----- Data supplied -----

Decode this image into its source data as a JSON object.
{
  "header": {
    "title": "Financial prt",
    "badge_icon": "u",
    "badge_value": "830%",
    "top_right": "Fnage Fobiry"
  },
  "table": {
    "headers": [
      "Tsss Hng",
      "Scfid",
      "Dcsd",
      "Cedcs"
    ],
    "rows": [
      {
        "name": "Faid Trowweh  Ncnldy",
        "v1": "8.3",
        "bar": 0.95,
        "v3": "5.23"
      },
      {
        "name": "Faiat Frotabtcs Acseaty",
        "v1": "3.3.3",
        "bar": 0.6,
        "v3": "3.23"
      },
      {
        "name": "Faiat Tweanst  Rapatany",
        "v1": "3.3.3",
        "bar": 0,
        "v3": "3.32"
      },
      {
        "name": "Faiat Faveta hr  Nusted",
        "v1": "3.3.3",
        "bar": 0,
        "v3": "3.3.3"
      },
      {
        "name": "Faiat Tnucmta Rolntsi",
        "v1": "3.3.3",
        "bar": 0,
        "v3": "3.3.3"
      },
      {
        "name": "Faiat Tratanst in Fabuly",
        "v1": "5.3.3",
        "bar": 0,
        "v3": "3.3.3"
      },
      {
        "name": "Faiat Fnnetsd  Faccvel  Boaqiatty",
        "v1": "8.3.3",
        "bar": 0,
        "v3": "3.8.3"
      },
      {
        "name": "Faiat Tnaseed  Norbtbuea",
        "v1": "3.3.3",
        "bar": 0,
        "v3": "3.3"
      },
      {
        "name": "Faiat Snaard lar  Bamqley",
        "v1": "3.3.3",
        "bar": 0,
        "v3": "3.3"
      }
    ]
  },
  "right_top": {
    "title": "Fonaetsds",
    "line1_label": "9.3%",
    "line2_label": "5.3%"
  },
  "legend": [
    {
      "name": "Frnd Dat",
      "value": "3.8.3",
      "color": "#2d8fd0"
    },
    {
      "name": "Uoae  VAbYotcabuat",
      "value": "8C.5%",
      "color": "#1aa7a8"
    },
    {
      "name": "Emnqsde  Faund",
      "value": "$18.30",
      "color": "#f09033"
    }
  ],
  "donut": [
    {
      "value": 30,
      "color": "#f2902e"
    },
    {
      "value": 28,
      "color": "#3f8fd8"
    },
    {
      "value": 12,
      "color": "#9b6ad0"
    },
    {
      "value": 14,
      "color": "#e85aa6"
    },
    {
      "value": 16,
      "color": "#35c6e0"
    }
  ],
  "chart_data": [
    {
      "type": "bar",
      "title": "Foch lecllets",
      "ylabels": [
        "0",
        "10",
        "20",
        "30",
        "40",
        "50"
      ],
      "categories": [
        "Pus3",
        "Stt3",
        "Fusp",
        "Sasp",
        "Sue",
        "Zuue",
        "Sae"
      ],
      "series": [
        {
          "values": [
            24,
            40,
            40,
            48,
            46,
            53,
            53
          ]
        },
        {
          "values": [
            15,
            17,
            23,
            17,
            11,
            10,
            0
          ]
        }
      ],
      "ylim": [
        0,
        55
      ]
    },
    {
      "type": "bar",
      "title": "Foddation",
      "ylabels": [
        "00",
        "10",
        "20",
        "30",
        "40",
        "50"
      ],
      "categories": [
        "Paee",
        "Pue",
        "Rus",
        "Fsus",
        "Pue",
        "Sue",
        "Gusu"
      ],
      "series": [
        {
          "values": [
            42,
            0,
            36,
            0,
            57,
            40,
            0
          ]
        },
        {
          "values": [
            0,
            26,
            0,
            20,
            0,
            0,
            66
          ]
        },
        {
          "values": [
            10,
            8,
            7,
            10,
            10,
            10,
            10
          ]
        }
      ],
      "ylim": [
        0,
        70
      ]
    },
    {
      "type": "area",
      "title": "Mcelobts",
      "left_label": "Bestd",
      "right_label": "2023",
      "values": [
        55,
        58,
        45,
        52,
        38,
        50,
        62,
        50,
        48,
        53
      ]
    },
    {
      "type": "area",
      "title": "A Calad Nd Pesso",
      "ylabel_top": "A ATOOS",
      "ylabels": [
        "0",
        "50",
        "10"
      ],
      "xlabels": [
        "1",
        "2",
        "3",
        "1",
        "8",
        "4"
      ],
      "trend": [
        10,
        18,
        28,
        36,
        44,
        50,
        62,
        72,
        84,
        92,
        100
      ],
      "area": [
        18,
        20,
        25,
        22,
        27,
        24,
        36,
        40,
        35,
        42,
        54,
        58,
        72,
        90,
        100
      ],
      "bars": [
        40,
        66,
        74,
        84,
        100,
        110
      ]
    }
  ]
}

-----

* Your objective
Give the records above again, word for word.

* The output
Decode this image into its source data as a JSON object.
{
  "header": {
    "title": "Financial prt",
    "badge_icon": "u",
    "badge_value": "830%",
    "top_right": "Fnage Fobiry"
  },
  "table": {
    "headers": [
      "Tsss Hng",
      "Scfid",
      "Dcsd",
      "Cedcs"
    ],
    "rows": [
      {
        "name": "Faid Trowweh  Ncnldy",
        "v1": "8.3",
        "bar": 0.95,
        "v3": "5.23"
      },
      {
        "name": "Faiat Frotabtcs Acseaty",
        "v1": "3.3.3",
        "bar": 0.6,
        "v3": "3.23"
      },
      {
        "name": "Faiat Tweanst  Rapatany",
        "v1": "3.3.3",
        "bar": 0,
        "v3": "3.32"
      },
      {
        "name": "Faiat Faveta hr  Nusted",
        "v1": "3.3.3",
        "bar": 0,
        "v3": "3.3.3"
      },
      {
        "name": "Faiat Tnucmta Rolntsi",
        "v1": "3.3.3",
        "bar": 0,
        "v3": "3.3.3"
      },
      {
        "name": "Faiat Tratanst in Fabuly",
        "v1": "5.3.3",
        "bar": 0,
        "v3": "3.3.3"
      },
      {
        "name": "Faiat Fnnetsd  Faccvel  Boaqiatty",
        "v1": "8.3.3",
        "bar": 0,
        "v3": "3.8.3"
      },
      {
        "name": "Faiat Tnaseed  Norbtbuea",
        "v1": "3.3.3",
        "bar": 0,
        "v3": "3.3"
      },
      {
        "name": "Faiat Snaard lar  Bamqley",
        "v1": "3.3.3",
        "bar": 0,
        "v3": "3.3"
      }
    ]
  },
  "right_top": {
    "title": "Fonaetsds",
    "line1_label": "9.3%",
    "line2_label": "5.3%"
  },
  "legend": [
    {
      "name": "Frnd Dat",
      "value": "3.8.3",
      "color": "#2d8fd0"
    },
    {
      "name": "Uoae  VAbYotcabuat",
      "value": "8C.5%",
      "color": "#1aa7a8"
    },
    {
      "name": "Emnqsde  Faund",
      "value": "$18.30",
      "color": "#f09033"
    }
  ],
  "donut": [
    {
      "value": 30,
      "color": "#f2902e"
    },
    {
      "value": 28,
      "color": "#3f8fd8"
    },
    {
      "value": 12,
      "color": "#9b6ad0"
    },
    {
      "value": 14,
      "color": "#e85aa6"
    },
    {
      "value": 16,
      "color": "#35c6e0"
    }
  ],
  "chart_data": [
    {
      "type": "bar",
      "title": "Foch lecllets",
      "ylabels": [
        "0",
        "10",
        "20",
        "30",
        "40",
        "50"
      ],
      "categories": [
        "Pus3",
        "Stt3",
        "Fusp",
        "Sasp",
        "Sue",
        "Zuue",
        "Sae"
      ],
      "series": [
        {
          "values": [
            24,
            40,
            40,
            48,
            46,
            53,
            53
          ]
        },
        {
          "values": [
            15,
            17,
            23,
            17,
            11,
            10,
            0
          ]
        }
      ],
      "ylim": [
        0,
        55
      ]
    },
    {
      "type": "bar",
      "title": "Foddation",
      "ylabels": [
        "00",
        "10",
        "20",
        "30",
        "40",
        "50"
      ],
      "categories": [
        "Paee",
        "Pue",
        "Rus",
        "Fsus",
        "Pue",
        "Sue",
        "Gusu"
      ],
      "series": [
        {
          "values": [
            42,
            0,
            36,
            0,
            57,
            40,
            0
          ]
        },
        {
          "values": [
            0,
            26,
            0,
            20,
            0,
            0,
            66
          ]
        },
        {
          "values": [
            10,
            8,
            7,
            10,
            10,
            10,
            10
          ]
        }
      ],
      "ylim": [
        0,
        70
      ]
    },
    {
      "type": "area",
      "title": "Mcelobts",
      "left_label": "Bestd",
      "right_label": "2023",
      "values": [
        55,
        58,
        45,
        52,
        38,
        50,
        62,
        50,
        48,
        53
      ]
    },
    {
      "type": "area",
      "title": "A Calad Nd Pesso",
      "ylabel_top": "A ATOOS",
      "ylabels": [
        "0",
        "50",
        "10"
      ],
      "xlabels": [
        "1",
        "2",
        "3",
        "1",
        "8",
        "4"
      ],
      "trend": [
        10,
        18,
        28,
        36,
        44,
        50,
        62,
        72,
        84,
        92,
        100
      ],
      "area": [
        18,
        20,
        25,
        22,
        27,
        24,
        36,
        40,
        35,
        42,
        54,
        58,
        72,
        90,
        100
      ],
      "bars": [
        40,
        66,
        74,
        84,
        100,
        110
      ]
    }
  ]
}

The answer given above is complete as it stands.